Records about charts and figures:

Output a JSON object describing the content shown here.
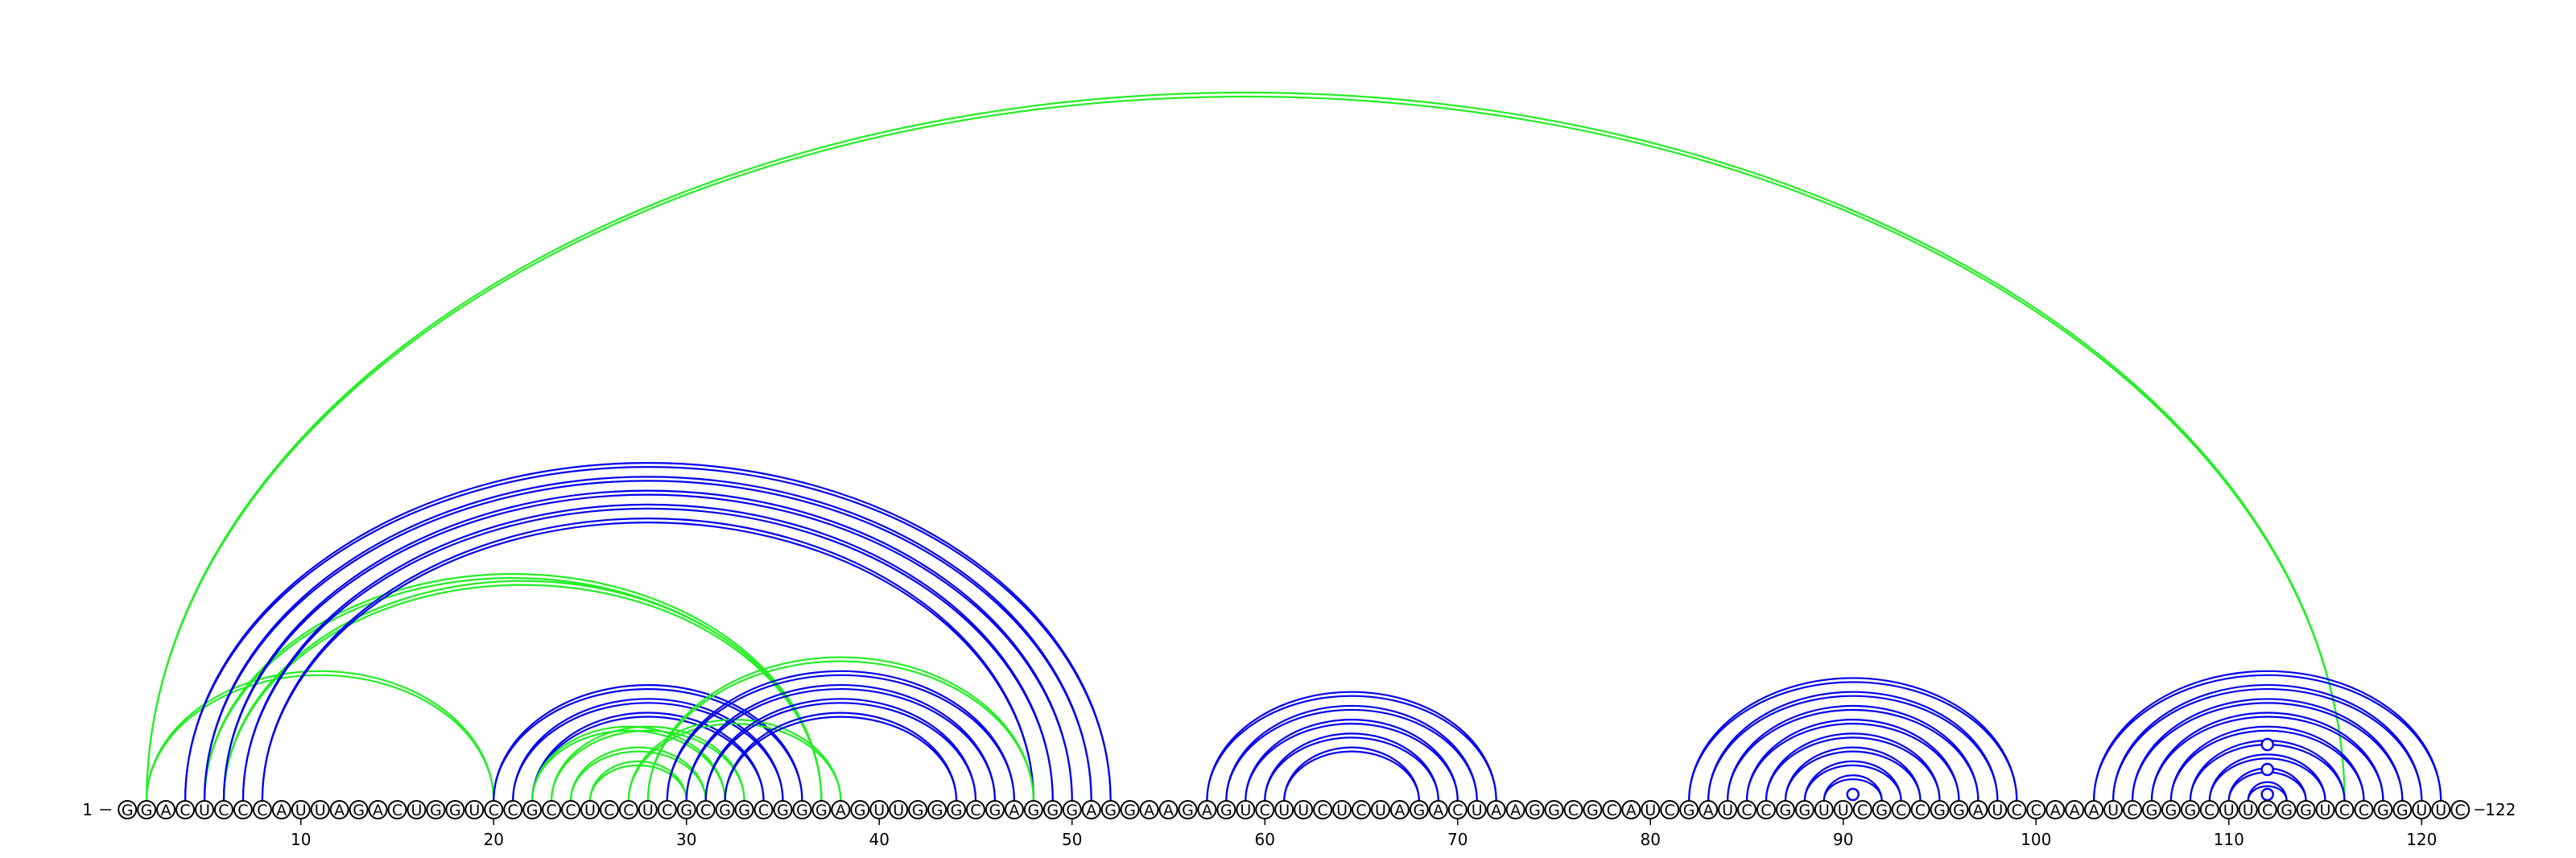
{
  "sequence": "GGACUCCCAUUAGACUGGUCCGCCUCCUCGCGGCGGGAGUUGGGCGAGGGAGGAAGAGUCUUCUCUAGACUAAGGCGCAUCGAUCCGGUUCGCCGGAUCCAAAUCGGGCUUCGGUCCGGUUC",
  "start_label": "1",
  "end_label": "122",
  "ticks": [
    10,
    20,
    30,
    40,
    50,
    60,
    70,
    80,
    90,
    100,
    110,
    120
  ],
  "colors": {
    "blue": "#0000ee",
    "green": "#22ee22",
    "text": "#000000"
  },
  "arcs": [
    {
      "i": 2,
      "j": 116,
      "color": "green"
    },
    {
      "i": 2,
      "j": 20,
      "color": "green"
    },
    {
      "i": 5,
      "j": 37,
      "color": "green"
    },
    {
      "i": 6,
      "j": 37,
      "color": "green"
    },
    {
      "i": 4,
      "j": 52,
      "color": "blue"
    },
    {
      "i": 5,
      "j": 51,
      "color": "blue"
    },
    {
      "i": 6,
      "j": 50,
      "color": "blue"
    },
    {
      "i": 7,
      "j": 49,
      "color": "blue"
    },
    {
      "i": 8,
      "j": 48,
      "color": "blue"
    },
    {
      "i": 20,
      "j": 36,
      "color": "blue"
    },
    {
      "i": 21,
      "j": 35,
      "color": "blue"
    },
    {
      "i": 22,
      "j": 34,
      "color": "blue"
    },
    {
      "i": 22,
      "j": 32,
      "color": "green"
    },
    {
      "i": 23,
      "j": 33,
      "color": "green"
    },
    {
      "i": 24,
      "j": 31,
      "color": "green"
    },
    {
      "i": 25,
      "j": 30,
      "color": "green"
    },
    {
      "i": 27,
      "j": 38,
      "color": "green"
    },
    {
      "i": 28,
      "j": 48,
      "color": "green"
    },
    {
      "i": 29,
      "j": 47,
      "color": "blue"
    },
    {
      "i": 30,
      "j": 46,
      "color": "blue"
    },
    {
      "i": 31,
      "j": 45,
      "color": "blue"
    },
    {
      "i": 32,
      "j": 44,
      "color": "blue"
    },
    {
      "i": 57,
      "j": 72,
      "color": "blue"
    },
    {
      "i": 58,
      "j": 71,
      "color": "blue"
    },
    {
      "i": 59,
      "j": 70,
      "color": "blue"
    },
    {
      "i": 60,
      "j": 69,
      "color": "blue"
    },
    {
      "i": 61,
      "j": 68,
      "color": "blue"
    },
    {
      "i": 82,
      "j": 99,
      "color": "blue"
    },
    {
      "i": 83,
      "j": 98,
      "color": "blue"
    },
    {
      "i": 84,
      "j": 97,
      "color": "blue"
    },
    {
      "i": 85,
      "j": 96,
      "color": "blue"
    },
    {
      "i": 86,
      "j": 95,
      "color": "blue"
    },
    {
      "i": 87,
      "j": 94,
      "color": "blue"
    },
    {
      "i": 88,
      "j": 93,
      "color": "blue"
    },
    {
      "i": 89,
      "j": 92,
      "color": "blue"
    },
    {
      "i": 103,
      "j": 121,
      "color": "blue"
    },
    {
      "i": 104,
      "j": 120,
      "color": "blue"
    },
    {
      "i": 105,
      "j": 119,
      "color": "blue"
    },
    {
      "i": 106,
      "j": 118,
      "color": "blue"
    },
    {
      "i": 107,
      "j": 117,
      "color": "blue"
    },
    {
      "i": 108,
      "j": 116,
      "color": "blue"
    },
    {
      "i": 109,
      "j": 115,
      "color": "blue"
    },
    {
      "i": 110,
      "j": 114,
      "color": "blue"
    },
    {
      "i": 111,
      "j": 113,
      "color": "blue"
    }
  ],
  "markers": [
    {
      "pos": 90.5,
      "level": 1,
      "color": "blue"
    },
    {
      "pos": 112,
      "level": 1,
      "color": "blue"
    },
    {
      "pos": 112,
      "level": 2,
      "color": "blue"
    },
    {
      "pos": 112,
      "level": 3,
      "color": "blue"
    }
  ]
}
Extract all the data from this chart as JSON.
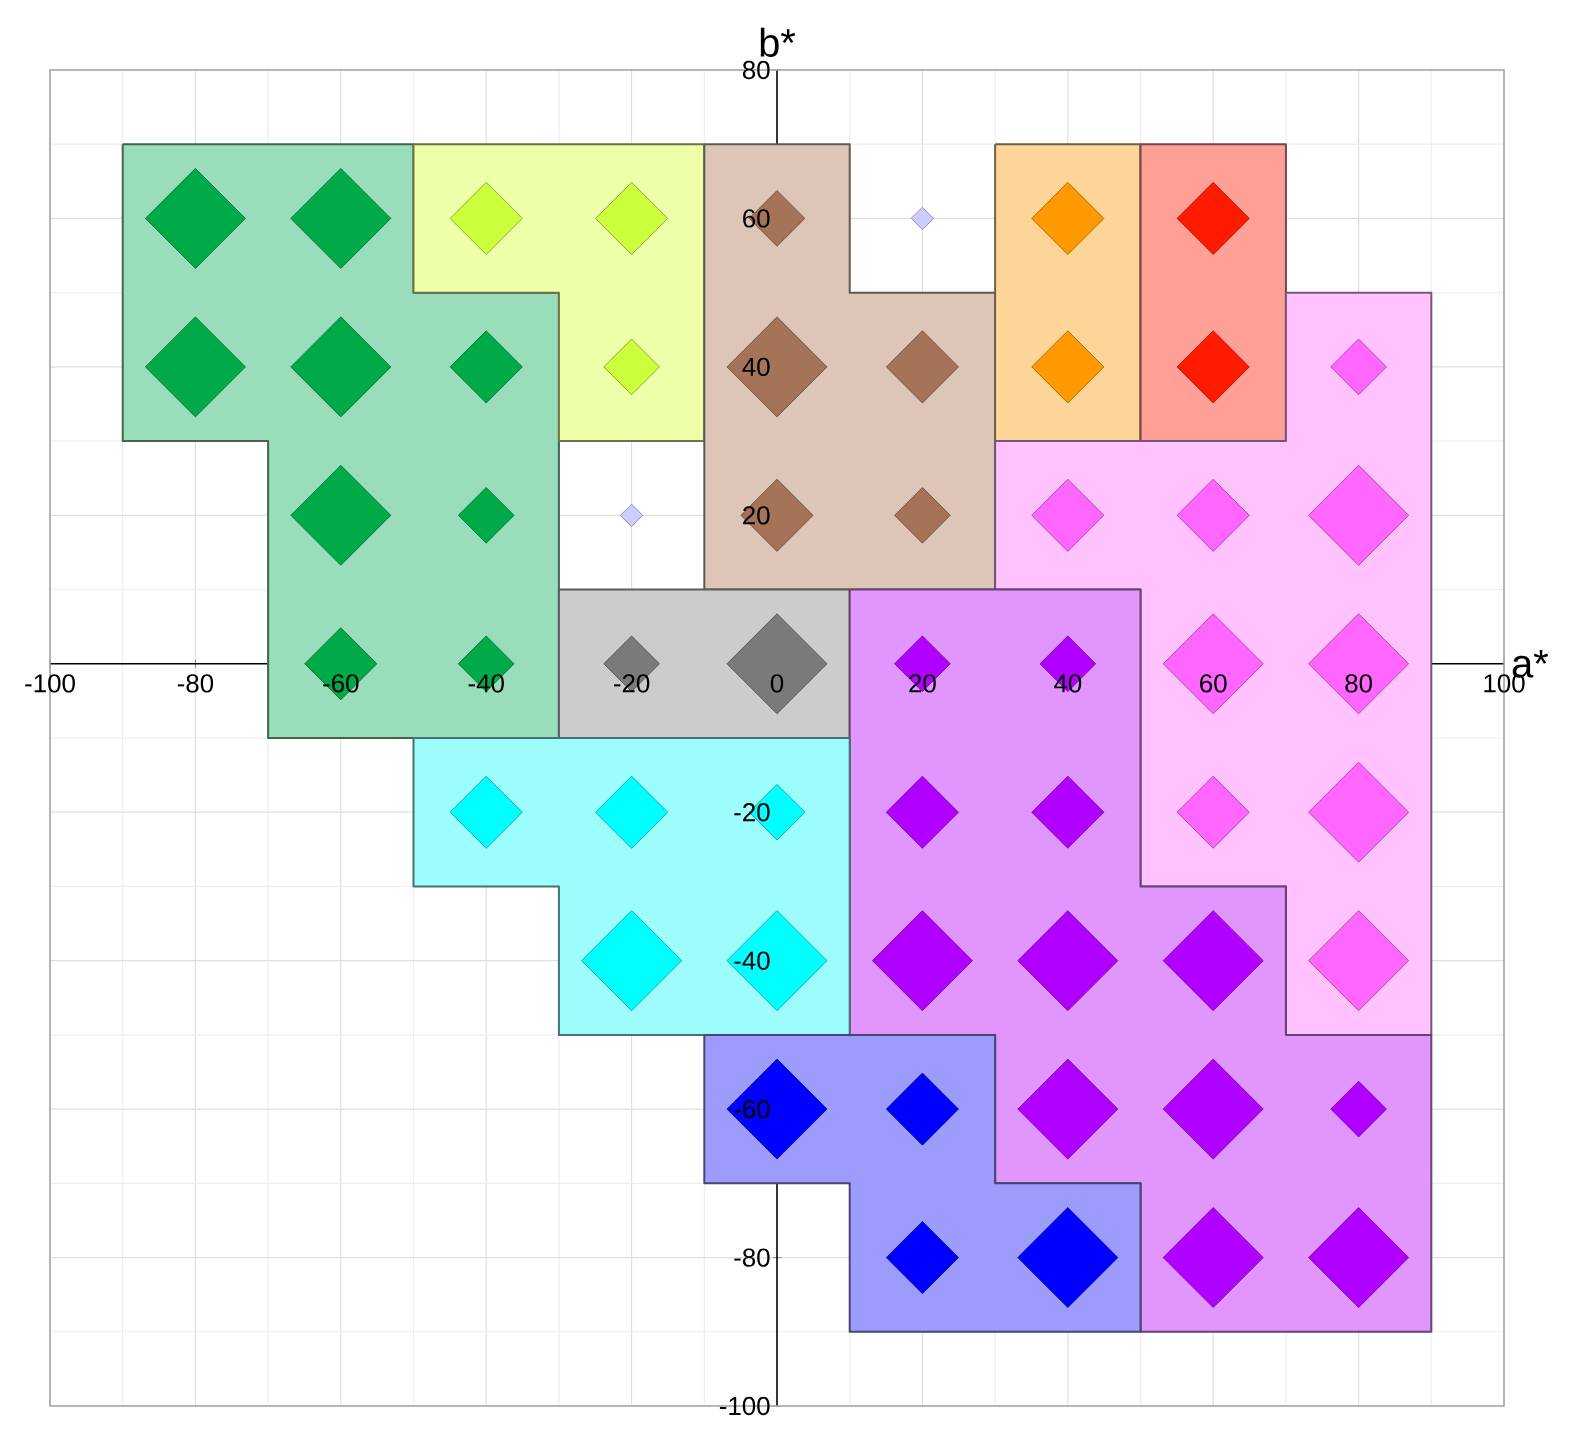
{
  "chart_data": {
    "type": "bubble",
    "xlabel": "a*",
    "ylabel": "b*",
    "marker": "diamond",
    "grid": true,
    "xlim": [
      -100,
      100
    ],
    "ylim": [
      -100,
      80
    ],
    "xticks": [
      -100,
      -80,
      -60,
      -40,
      -20,
      0,
      20,
      40,
      60,
      80,
      100
    ],
    "yticks": [
      -100,
      -80,
      -60,
      -40,
      -20,
      {
        "value": 0,
        "label": null
      },
      20,
      40,
      60,
      80
    ],
    "series": [
      {
        "type": "area",
        "marker": "none",
        "color": "#99ddbb",
        "x": [
          -90,
          -50,
          -50,
          -30,
          -30,
          -70,
          -70,
          -90
        ],
        "values": [
          70,
          70,
          50,
          50,
          -10,
          -10,
          30,
          30
        ]
      },
      {
        "type": "area",
        "marker": "none",
        "color": "#eeffaa",
        "x": [
          -50,
          -10,
          -10,
          -30,
          -30,
          -50
        ],
        "values": [
          70,
          70,
          30,
          30,
          50,
          50
        ]
      },
      {
        "type": "area",
        "marker": "none",
        "color": "#ddc6b8",
        "x": [
          -10,
          10,
          10,
          30,
          30,
          -10
        ],
        "values": [
          70,
          70,
          50,
          50,
          10,
          10
        ]
      },
      {
        "type": "area",
        "marker": "none",
        "color": "#fdd598",
        "x": [
          30,
          50,
          50,
          30
        ],
        "values": [
          70,
          70,
          30,
          30
        ]
      },
      {
        "type": "area",
        "marker": "none",
        "color": "#ffa096",
        "x": [
          50,
          70,
          70,
          50
        ],
        "values": [
          70,
          70,
          30,
          30
        ]
      },
      {
        "type": "area",
        "marker": "none",
        "color": "#ffc2ff",
        "x": [
          30,
          70,
          70,
          90,
          90,
          70,
          70,
          50,
          50,
          30
        ],
        "values": [
          30,
          30,
          50,
          50,
          -50,
          -50,
          -30,
          -30,
          10,
          10
        ]
      },
      {
        "type": "area",
        "marker": "none",
        "color": "#cccccc",
        "x": [
          -30,
          10,
          10,
          -30
        ],
        "values": [
          10,
          10,
          -10,
          -10
        ]
      },
      {
        "type": "area",
        "marker": "none",
        "color": "#e096fc",
        "x": [
          10,
          50,
          50,
          70,
          70,
          90,
          90,
          50,
          50,
          30,
          30,
          10
        ],
        "values": [
          10,
          10,
          -30,
          -30,
          -50,
          -50,
          -90,
          -90,
          -70,
          -70,
          -50,
          -50
        ]
      },
      {
        "type": "area",
        "marker": "none",
        "color": "#9dfdfd",
        "x": [
          -50,
          10,
          10,
          -30,
          -30,
          -50
        ],
        "values": [
          -10,
          -10,
          -50,
          -50,
          -30,
          -30
        ]
      },
      {
        "type": "area",
        "marker": "none",
        "color": "#9c9cfc",
        "x": [
          -10,
          30,
          30,
          50,
          50,
          10,
          10,
          -10
        ],
        "values": [
          -50,
          -50,
          -70,
          -70,
          -90,
          -90,
          -70,
          -70
        ]
      },
      {
        "color": "#00aa48",
        "x": [
          -80,
          -60,
          -80,
          -60,
          -40,
          -60,
          -40,
          -60,
          -40
        ],
        "values": [
          60,
          60,
          40,
          40,
          40,
          20,
          20,
          0,
          0
        ],
        "sizes": [
          1,
          1,
          1,
          1,
          0.52,
          1,
          0.31,
          0.52,
          0.31
        ]
      },
      {
        "color": "#ccff3c",
        "x": [
          -40,
          -20,
          -20
        ],
        "values": [
          60,
          60,
          40
        ],
        "sizes": [
          0.52,
          0.52,
          0.31
        ]
      },
      {
        "color": "#a57358",
        "x": [
          0,
          0,
          20,
          0,
          20
        ],
        "values": [
          60,
          40,
          40,
          20,
          20
        ],
        "sizes": [
          0.31,
          1,
          0.52,
          0.52,
          0.31
        ]
      },
      {
        "color": "#ff9900",
        "x": [
          40,
          40
        ],
        "values": [
          60,
          40
        ],
        "sizes": [
          0.52,
          0.52
        ]
      },
      {
        "color": "#ff1a00",
        "x": [
          60,
          60
        ],
        "values": [
          60,
          40
        ],
        "sizes": [
          0.52,
          0.52
        ]
      },
      {
        "color": "#ff66ff",
        "x": [
          80,
          40,
          60,
          80,
          60,
          80,
          60,
          80,
          80
        ],
        "values": [
          40,
          20,
          20,
          20,
          0,
          0,
          -20,
          -20,
          -40
        ],
        "sizes": [
          0.31,
          0.52,
          0.52,
          1,
          1,
          1,
          0.52,
          1,
          1
        ]
      },
      {
        "color": "#7a7a7a",
        "x": [
          -20,
          0
        ],
        "values": [
          0,
          0
        ],
        "sizes": [
          0.31,
          1
        ]
      },
      {
        "color": "#b000ff",
        "x": [
          20,
          40,
          20,
          40,
          20,
          40,
          60,
          40,
          60,
          80,
          60,
          80
        ],
        "values": [
          0,
          0,
          -20,
          -20,
          -40,
          -40,
          -40,
          -60,
          -60,
          -60,
          -80,
          -80
        ],
        "sizes": [
          0.31,
          0.31,
          0.52,
          0.52,
          1,
          1,
          1,
          1,
          1,
          0.31,
          1,
          1
        ]
      },
      {
        "color": "#00ffff",
        "x": [
          -40,
          -20,
          0,
          -20,
          0
        ],
        "values": [
          -20,
          -20,
          -20,
          -40,
          -40
        ],
        "sizes": [
          0.52,
          0.52,
          0.31,
          1,
          1
        ]
      },
      {
        "color": "#0000ff",
        "x": [
          0,
          20,
          20,
          40
        ],
        "values": [
          -60,
          -60,
          -80,
          -80
        ],
        "sizes": [
          1,
          0.52,
          0.52,
          1
        ]
      },
      {
        "color": "#ccccff",
        "x": [
          20,
          -20
        ],
        "values": [
          60,
          20
        ],
        "sizes": [
          0.05,
          0.05
        ]
      }
    ]
  }
}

▶ _What this task involves_
Collect every line with the string "JSON" from the records, and copy each.

▶ _Solved problem_
Output a JSON object describing the content shown here.
Extract all the data from this chart as JSON.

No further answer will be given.